Challenge → Write out again every line of the data from the one containing "staticText: 31: [674, 1753, 701, 1783]" down to the one containing "button[interactable]: I'm shopping", both included, without changing anything.
* BEGIN *
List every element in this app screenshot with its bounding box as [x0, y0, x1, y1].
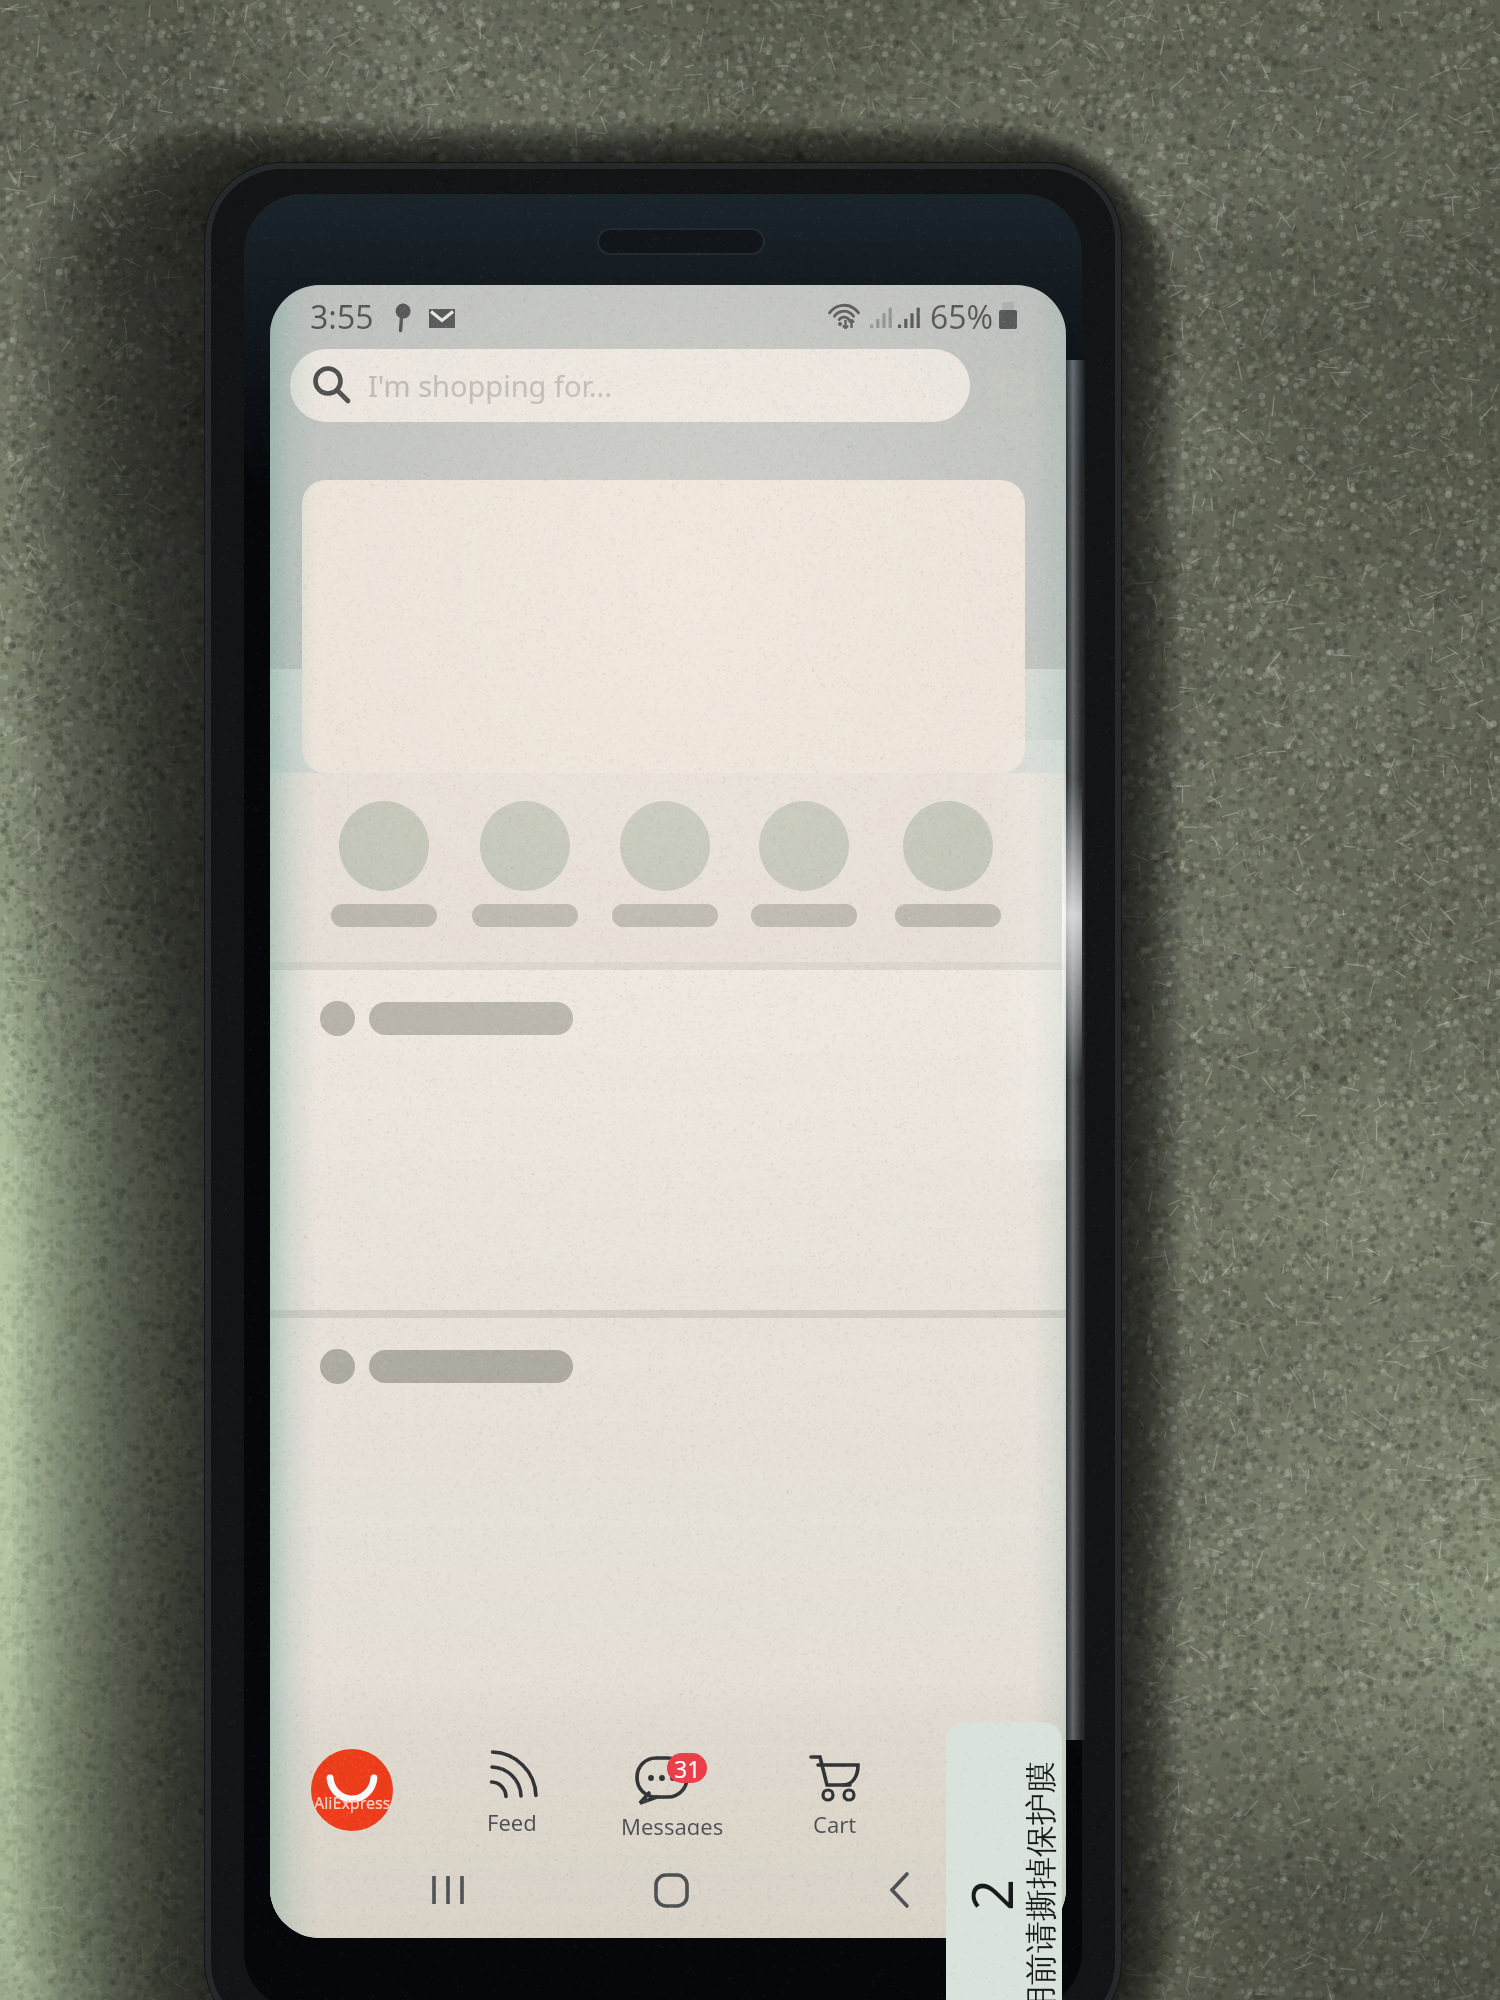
staticText: 31: [674, 1753, 701, 1783]
staticText: I'm shopping for...: [368, 366, 613, 405]
button[interactable]: Home: [633, 1854, 709, 1926]
staticText: 65%: [930, 295, 994, 339]
staticText: AliExpress: [314, 1792, 391, 1814]
staticText: Cart: [813, 1809, 857, 1835]
staticText: 2: [953, 1878, 1023, 1911]
button[interactable]: Feed: [442, 1735, 582, 1835]
staticText: 使用前请撕掉保护膜: [1021, 1761, 1061, 2000]
button[interactable]: I'm shopping for...: [290, 349, 970, 422]
button[interactable]: Recents: [410, 1854, 486, 1926]
staticText: Feed: [487, 1807, 537, 1835]
button[interactable]: Cart: [765, 1735, 905, 1835]
staticText: Messages: [621, 1811, 724, 1835]
button[interactable]: 31: [602, 1735, 742, 1835]
staticText: 3:55: [310, 295, 374, 339]
button[interactable]: Back: [862, 1854, 938, 1926]
button[interactable]: AliExpress home: [311, 1749, 393, 1831]
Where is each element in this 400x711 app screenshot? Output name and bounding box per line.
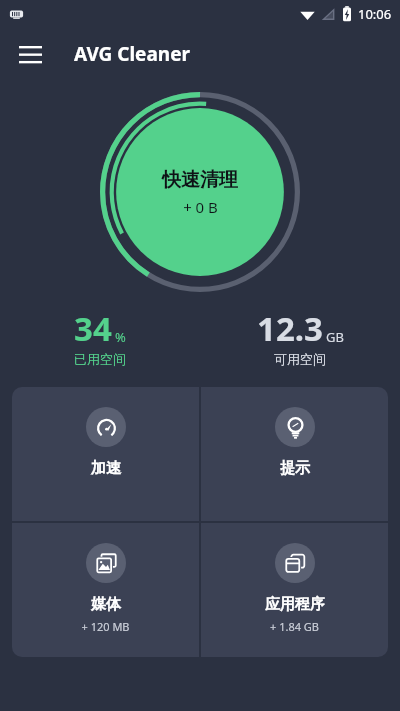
staticText: + 1.84 GB xyxy=(270,619,319,634)
staticText: 12.3 xyxy=(257,306,323,351)
button[interactable]: 快速清理 xyxy=(99,91,301,293)
staticText: + 120 MB xyxy=(81,619,130,634)
staticText: 快速清理 xyxy=(162,168,238,192)
button[interactable]: 加速 xyxy=(12,387,199,521)
button[interactable]: 34 xyxy=(0,306,200,367)
staticText: GB xyxy=(326,328,344,346)
button[interactable]: 媒体 xyxy=(12,523,199,657)
button[interactable]: Menu xyxy=(6,30,54,78)
staticText: 加速 xyxy=(91,459,121,478)
button[interactable]: 应用程序 xyxy=(201,523,388,657)
staticText: 可用空间 xyxy=(274,351,326,367)
staticText: % xyxy=(115,328,126,346)
button[interactable]: 提示 xyxy=(201,387,388,521)
staticText: 提示 xyxy=(280,459,310,478)
staticText: AVG Cleaner xyxy=(74,41,191,67)
staticText: 媒体 xyxy=(91,595,121,614)
staticText: 应用程序 xyxy=(265,595,325,614)
staticText: 已用空间 xyxy=(74,351,126,367)
staticText: 10:06 xyxy=(358,5,392,23)
button[interactable]: 12.3 xyxy=(200,306,400,367)
staticText: 34 xyxy=(74,306,112,351)
staticText: + 0 B xyxy=(183,197,218,217)
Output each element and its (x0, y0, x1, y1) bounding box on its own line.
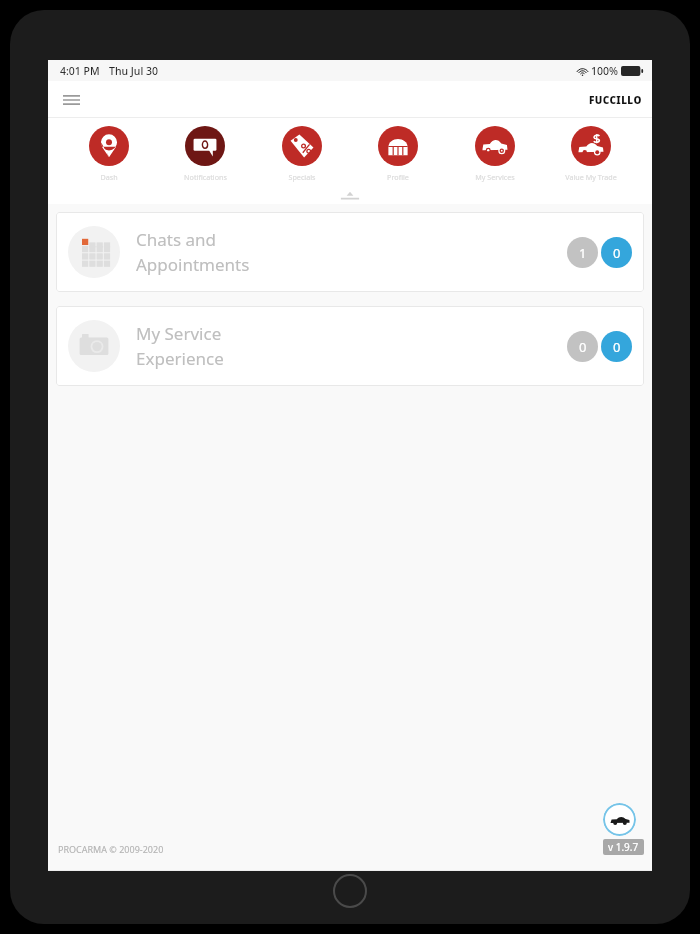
staticText: Specials (288, 172, 316, 182)
staticText: My Services (475, 172, 515, 182)
staticText: PROCARMA © 2009-2020 (58, 843, 164, 855)
button[interactable]: Profile (356, 126, 440, 182)
button[interactable]: Vehicle (603, 803, 636, 836)
button[interactable]: Chats and (56, 212, 644, 292)
staticText: 0 (579, 338, 587, 356)
staticText: 4:01 PM (60, 64, 100, 78)
button[interactable]: Notifications (163, 126, 247, 182)
button[interactable]: Collapse (330, 187, 370, 203)
staticText: 1 (579, 244, 587, 262)
staticText: Experience (136, 347, 224, 370)
button[interactable]: Menu (58, 87, 84, 113)
staticText: Dash (100, 172, 118, 182)
staticText: Appointments (136, 253, 250, 276)
button[interactable]: My Services (453, 126, 537, 182)
staticText: 0 (613, 338, 621, 356)
staticText: v 1.9.7 (608, 840, 639, 854)
button[interactable]: Dash (67, 126, 151, 182)
staticText: Value My Trade (565, 172, 617, 182)
staticText: Chats and (136, 228, 216, 251)
staticText: Profile (387, 172, 409, 182)
staticText: 100% (591, 64, 618, 78)
button[interactable]: Value My Trade (549, 126, 633, 182)
staticText: My Service (136, 322, 222, 345)
button[interactable]: Specials (260, 126, 344, 182)
staticText: Notifications (184, 172, 227, 182)
staticText: 0 (613, 244, 621, 262)
staticText: Thu Jul 30 (109, 64, 159, 78)
button[interactable]: My Service (56, 306, 644, 386)
button[interactable]: FUCCILLO (589, 93, 642, 107)
staticText: FUCCILLO (589, 93, 642, 107)
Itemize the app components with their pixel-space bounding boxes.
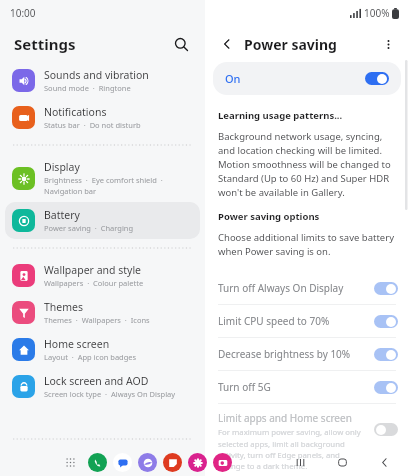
button[interactable]: Display <box>5 154 200 202</box>
button[interactable]: Limit apps and Home screen <box>205 404 409 471</box>
button[interactable]: Messages <box>113 453 132 472</box>
button[interactable]: Home screen <box>5 331 200 368</box>
button[interactable]: Search <box>167 30 195 58</box>
staticText: Themes <box>44 300 84 314</box>
staticText: Sounds and vibration <box>44 68 149 82</box>
button[interactable]: Turn off Always On Display <box>205 272 409 304</box>
staticText: Limit CPU speed to 70% <box>218 314 330 328</box>
button[interactable] <box>374 315 398 328</box>
button[interactable]: Decrease brightness by 10% <box>205 338 409 370</box>
button[interactable]: Sounds and vibration <box>5 62 200 99</box>
button[interactable] <box>374 348 398 361</box>
button[interactable]: Camera <box>213 453 232 472</box>
button[interactable]: Notifications <box>5 99 200 136</box>
button[interactable]: On <box>213 62 401 95</box>
staticText: Battery <box>44 208 80 222</box>
staticText: Navigation bar <box>44 186 97 196</box>
staticText: Notifications <box>44 105 107 119</box>
button[interactable]: Themes <box>5 294 200 331</box>
staticText: Decrease brightness by 10% <box>218 347 351 361</box>
button[interactable]: Phone <box>88 453 107 472</box>
button[interactable]: Galaxy Store <box>188 453 207 472</box>
button[interactable]: Back <box>214 31 240 57</box>
staticText: Layout · App icon badges <box>44 352 137 362</box>
button[interactable]: Battery <box>5 202 200 239</box>
staticText: Screen lock type · Always On Display <box>44 389 176 399</box>
staticText: Choose additional limits to save battery… <box>218 231 396 258</box>
button[interactable]: Internet <box>138 453 157 472</box>
staticText: Power saving options <box>218 210 320 223</box>
button[interactable]: Apps <box>60 452 80 472</box>
button[interactable] <box>365 72 389 85</box>
button[interactable]: Home <box>329 449 355 475</box>
button[interactable]: Back <box>371 449 397 475</box>
staticText: Status bar · Do not disturb <box>44 120 141 130</box>
button[interactable] <box>374 381 398 394</box>
staticText: Learning usage patterns... <box>218 109 343 122</box>
staticText: Power saving <box>244 35 337 54</box>
staticText: On <box>225 71 241 86</box>
staticText: Themes · Wallpapers · Icons <box>44 315 150 325</box>
staticText: Background network usage, syncing, and l… <box>218 130 396 199</box>
button[interactable]: More options <box>375 31 401 57</box>
staticText: Brightness · Eye comfort shield · <box>44 175 163 185</box>
staticText: Turn off 5G <box>218 380 271 394</box>
staticText: 100% <box>364 6 390 20</box>
staticText: Home screen <box>44 337 110 351</box>
button[interactable]: Limit CPU speed to 70% <box>205 305 409 337</box>
button[interactable]: Recents <box>287 449 313 475</box>
staticText: Display <box>44 160 80 174</box>
button[interactable] <box>374 282 398 295</box>
staticText: For maximum power saving, allow only sel… <box>218 427 366 471</box>
button[interactable]: Turn off 5G <box>205 371 409 403</box>
button[interactable]: Lock screen and AOD <box>5 368 200 405</box>
button[interactable]: Notes <box>163 453 182 472</box>
staticText: Wallpaper and style <box>44 263 142 277</box>
staticText: Wallpapers · Colour palette <box>44 278 144 288</box>
staticText: Sound mode · Ringtone <box>44 83 131 93</box>
staticText: Limit apps and Home screen <box>218 411 352 425</box>
staticText: Turn off Always On Display <box>218 281 344 295</box>
staticText: Settings <box>14 34 76 54</box>
staticText: Power saving · Charging <box>44 223 134 233</box>
staticText: 10:00 <box>10 6 36 20</box>
button[interactable]: Wallpaper and style <box>5 257 200 294</box>
staticText: Lock screen and AOD <box>44 374 149 388</box>
button[interactable] <box>374 423 398 436</box>
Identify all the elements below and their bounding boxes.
* END *
Output of the task →
staticText: 31: [674, 1753, 701, 1783]
staticText: I'm shopping for...: [368, 366, 613, 405]
button[interactable]: Home: [633, 1854, 709, 1926]
staticText: 65%: [930, 295, 994, 339]
staticText: AliExpress: [314, 1792, 391, 1814]
staticText: Cart: [813, 1809, 857, 1835]
staticText: 2: [953, 1878, 1023, 1911]
button[interactable]: Feed: [442, 1735, 582, 1835]
staticText: 使用前请撕掉保护膜: [1021, 1761, 1061, 2000]
button[interactable]: I'm shopping for...: [290, 349, 970, 422]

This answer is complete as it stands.